REQUEST:
Below is a listing to transcribe in full and exactly; keep the pictures out.

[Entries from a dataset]
......

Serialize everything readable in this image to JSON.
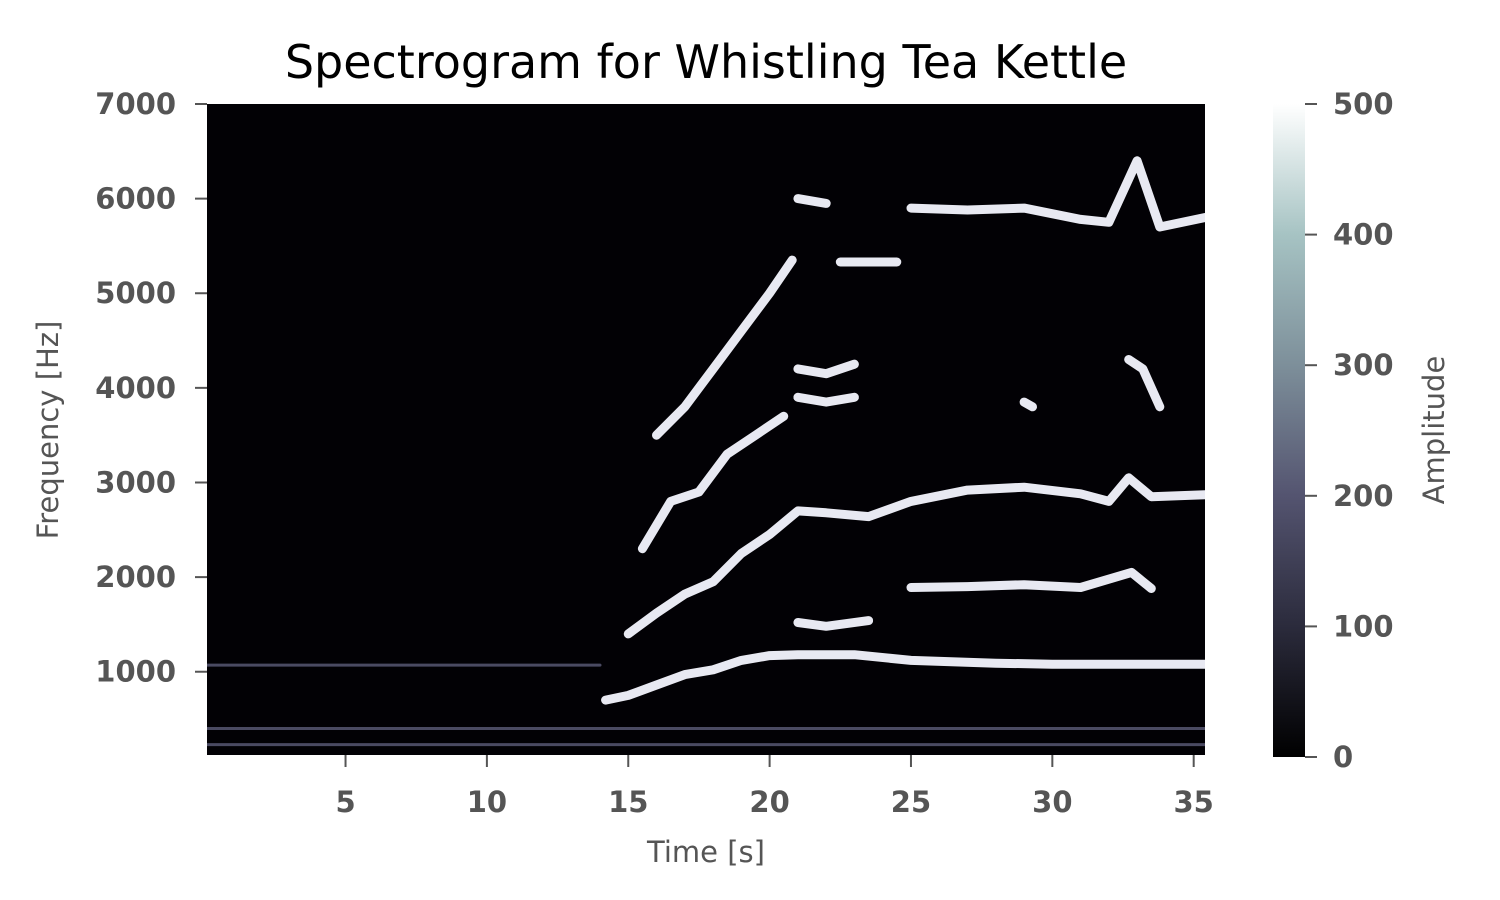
{
  "chart_data": {
    "type": "heatmap",
    "title": "Spectrogram for Whistling Tea Kettle",
    "xlabel": "Time [s]",
    "ylabel": "Frequency [Hz]",
    "xlim": [
      0.1,
      35.4
    ],
    "ylim": [
      120,
      7000
    ],
    "x_ticks": [
      5,
      10,
      15,
      20,
      25,
      30,
      35
    ],
    "y_ticks": [
      1000,
      2000,
      3000,
      4000,
      5000,
      6000,
      7000
    ],
    "grid": false,
    "colormap": "bone",
    "colormap_stops": [
      "#000000",
      "#2b2b3c",
      "#545470",
      "#7d8f9a",
      "#a6c3c3",
      "#ffffff"
    ],
    "background_color": "#020105",
    "colorbar": {
      "label": "Amplitude",
      "range": [
        0,
        500
      ],
      "ticks": [
        0,
        100,
        200,
        300,
        400,
        500
      ]
    },
    "series": [
      {
        "values": [
          [
            14.2,
            700
          ],
          [
            15.0,
            750
          ],
          [
            16.0,
            860
          ],
          [
            17.0,
            970
          ],
          [
            18.0,
            1020
          ],
          [
            19.0,
            1120
          ],
          [
            20.0,
            1170
          ],
          [
            21.0,
            1180
          ],
          [
            23.0,
            1180
          ],
          [
            25.0,
            1120
          ],
          [
            28.0,
            1090
          ],
          [
            30.0,
            1080
          ],
          [
            33.0,
            1080
          ],
          [
            35.4,
            1080
          ]
        ]
      },
      {
        "values": [
          [
            15.0,
            1400
          ],
          [
            16.0,
            1620
          ],
          [
            17.0,
            1820
          ],
          [
            18.0,
            1950
          ],
          [
            19.0,
            2250
          ],
          [
            20.0,
            2450
          ],
          [
            21.0,
            2700
          ],
          [
            22.0,
            2680
          ],
          [
            23.5,
            2640
          ],
          [
            25.0,
            2800
          ],
          [
            27.0,
            2920
          ],
          [
            29.0,
            2950
          ],
          [
            31.0,
            2880
          ],
          [
            32.0,
            2800
          ],
          [
            32.7,
            3050
          ],
          [
            33.5,
            2850
          ],
          [
            35.4,
            2870
          ]
        ]
      },
      {
        "values": [
          [
            15.5,
            2300
          ],
          [
            16.5,
            2800
          ],
          [
            17.5,
            2900
          ],
          [
            18.5,
            3300
          ],
          [
            19.5,
            3500
          ],
          [
            20.5,
            3700
          ]
        ]
      },
      {
        "values": [
          [
            16.0,
            3500
          ],
          [
            17.0,
            3800
          ],
          [
            18.0,
            4200
          ],
          [
            19.0,
            4600
          ],
          [
            20.0,
            5000
          ],
          [
            20.8,
            5350
          ]
        ]
      },
      {
        "values": [
          [
            21.0,
            1520
          ],
          [
            22.0,
            1480
          ],
          [
            23.5,
            1540
          ]
        ]
      },
      {
        "values": [
          [
            25.0,
            1890
          ],
          [
            27.0,
            1900
          ],
          [
            29.0,
            1920
          ],
          [
            31.0,
            1890
          ],
          [
            32.8,
            2050
          ],
          [
            33.5,
            1880
          ]
        ]
      },
      {
        "values": [
          [
            21.0,
            4200
          ],
          [
            22.0,
            4150
          ],
          [
            23.0,
            4250
          ]
        ]
      },
      {
        "values": [
          [
            21.0,
            3900
          ],
          [
            22.0,
            3850
          ],
          [
            23.0,
            3900
          ]
        ]
      },
      {
        "values": [
          [
            22.5,
            5330
          ],
          [
            24.5,
            5330
          ]
        ]
      },
      {
        "values": [
          [
            25.0,
            5900
          ],
          [
            27.0,
            5880
          ],
          [
            29.0,
            5900
          ],
          [
            31.0,
            5780
          ],
          [
            32.0,
            5750
          ],
          [
            33.0,
            6400
          ],
          [
            33.8,
            5700
          ],
          [
            35.4,
            5800
          ]
        ]
      },
      {
        "values": [
          [
            32.7,
            4300
          ],
          [
            33.2,
            4200
          ],
          [
            33.8,
            3800
          ]
        ]
      },
      {
        "values": [
          [
            29.0,
            3850
          ],
          [
            29.3,
            3800
          ]
        ]
      },
      {
        "values": [
          [
            21.0,
            6000
          ],
          [
            22.0,
            5950
          ]
        ]
      },
      {
        "values": [
          [
            0.1,
            1070
          ],
          [
            14.0,
            1070
          ]
        ]
      },
      {
        "values": [
          [
            0.1,
            400
          ],
          [
            35.4,
            400
          ]
        ]
      },
      {
        "values": [
          [
            0.1,
            230
          ],
          [
            35.4,
            230
          ]
        ]
      }
    ]
  }
}
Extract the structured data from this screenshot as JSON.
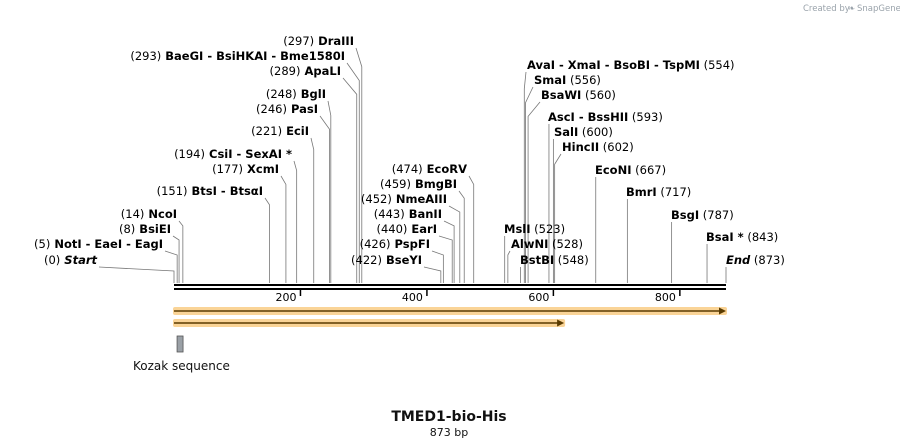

......

COMPLETE OUTPUT:
Serialize everything readable in this image to JSON.
{
  "chart_data": {
    "type": "heatmap",
    "title": "Spectrogram for Whistling Tea Kettle",
    "xlabel": "Time [s]",
    "ylabel": "Frequency [Hz]",
    "xlim": [
      0.1,
      35.4
    ],
    "ylim": [
      120,
      7000
    ],
    "x_ticks": [
      5,
      10,
      15,
      20,
      25,
      30,
      35
    ],
    "y_ticks": [
      1000,
      2000,
      3000,
      4000,
      5000,
      6000,
      7000
    ],
    "grid": false,
    "colormap": "bone",
    "colormap_stops": [
      "#000000",
      "#2b2b3c",
      "#545470",
      "#7d8f9a",
      "#a6c3c3",
      "#ffffff"
    ],
    "background_color": "#020105",
    "colorbar": {
      "label": "Amplitude",
      "range": [
        0,
        500
      ],
      "ticks": [
        0,
        100,
        200,
        300,
        400,
        500
      ]
    },
    "series": [
      {
        "values": [
          [
            14.2,
            700
          ],
          [
            15.0,
            750
          ],
          [
            16.0,
            860
          ],
          [
            17.0,
            970
          ],
          [
            18.0,
            1020
          ],
          [
            19.0,
            1120
          ],
          [
            20.0,
            1170
          ],
          [
            21.0,
            1180
          ],
          [
            23.0,
            1180
          ],
          [
            25.0,
            1120
          ],
          [
            28.0,
            1090
          ],
          [
            30.0,
            1080
          ],
          [
            33.0,
            1080
          ],
          [
            35.4,
            1080
          ]
        ]
      },
      {
        "values": [
          [
            15.0,
            1400
          ],
          [
            16.0,
            1620
          ],
          [
            17.0,
            1820
          ],
          [
            18.0,
            1950
          ],
          [
            19.0,
            2250
          ],
          [
            20.0,
            2450
          ],
          [
            21.0,
            2700
          ],
          [
            22.0,
            2680
          ],
          [
            23.5,
            2640
          ],
          [
            25.0,
            2800
          ],
          [
            27.0,
            2920
          ],
          [
            29.0,
            2950
          ],
          [
            31.0,
            2880
          ],
          [
            32.0,
            2800
          ],
          [
            32.7,
            3050
          ],
          [
            33.5,
            2850
          ],
          [
            35.4,
            2870
          ]
        ]
      },
      {
        "values": [
          [
            15.5,
            2300
          ],
          [
            16.5,
            2800
          ],
          [
            17.5,
            2900
          ],
          [
            18.5,
            3300
          ],
          [
            19.5,
            3500
          ],
          [
            20.5,
            3700
          ]
        ]
      },
      {
        "values": [
          [
            16.0,
            3500
          ],
          [
            17.0,
            3800
          ],
          [
            18.0,
            4200
          ],
          [
            19.0,
            4600
          ],
          [
            20.0,
            5000
          ],
          [
            20.8,
            5350
          ]
        ]
      },
      {
        "values": [
          [
            21.0,
            1520
          ],
          [
            22.0,
            1480
          ],
          [
            23.5,
            1540
          ]
        ]
      },
      {
        "values": [
          [
            25.0,
            1890
          ],
          [
            27.0,
            1900
          ],
          [
            29.0,
            1920
          ],
          [
            31.0,
            1890
          ],
          [
            32.8,
            2050
          ],
          [
            33.5,
            1880
          ]
        ]
      },
      {
        "values": [
          [
            21.0,
            4200
          ],
          [
            22.0,
            4150
          ],
          [
            23.0,
            4250
          ]
        ]
      },
      {
        "values": [
          [
            21.0,
            3900
          ],
          [
            22.0,
            3850
          ],
          [
            23.0,
            3900
          ]
        ]
      },
      {
        "values": [
          [
            22.5,
            5330
          ],
          [
            24.5,
            5330
          ]
        ]
      },
      {
        "values": [
          [
            25.0,
            5900
          ],
          [
            27.0,
            5880
          ],
          [
            29.0,
            5900
          ],
          [
            31.0,
            5780
          ],
          [
            32.0,
            5750
          ],
          [
            33.0,
            6400
          ],
          [
            33.8,
            5700
          ],
          [
            35.4,
            5800
          ]
        ]
      },
      {
        "values": [
          [
            32.7,
            4300
          ],
          [
            33.2,
            4200
          ],
          [
            33.8,
            3800
          ]
        ]
      },
      {
        "values": [
          [
            29.0,
            3850
          ],
          [
            29.3,
            3800
          ]
        ]
      },
      {
        "values": [
          [
            21.0,
            6000
          ],
          [
            22.0,
            5950
          ]
        ]
      },
      {
        "values": [
          [
            0.1,
            1070
          ],
          [
            14.0,
            1070
          ]
        ]
      },
      {
        "values": [
          [
            0.1,
            400
          ],
          [
            35.4,
            400
          ]
        ]
      },
      {
        "values": [
          [
            0.1,
            230
          ],
          [
            35.4,
            230
          ]
        ]
      }
    ]
  }
}
Extract the structured data from this screenshot as JSON.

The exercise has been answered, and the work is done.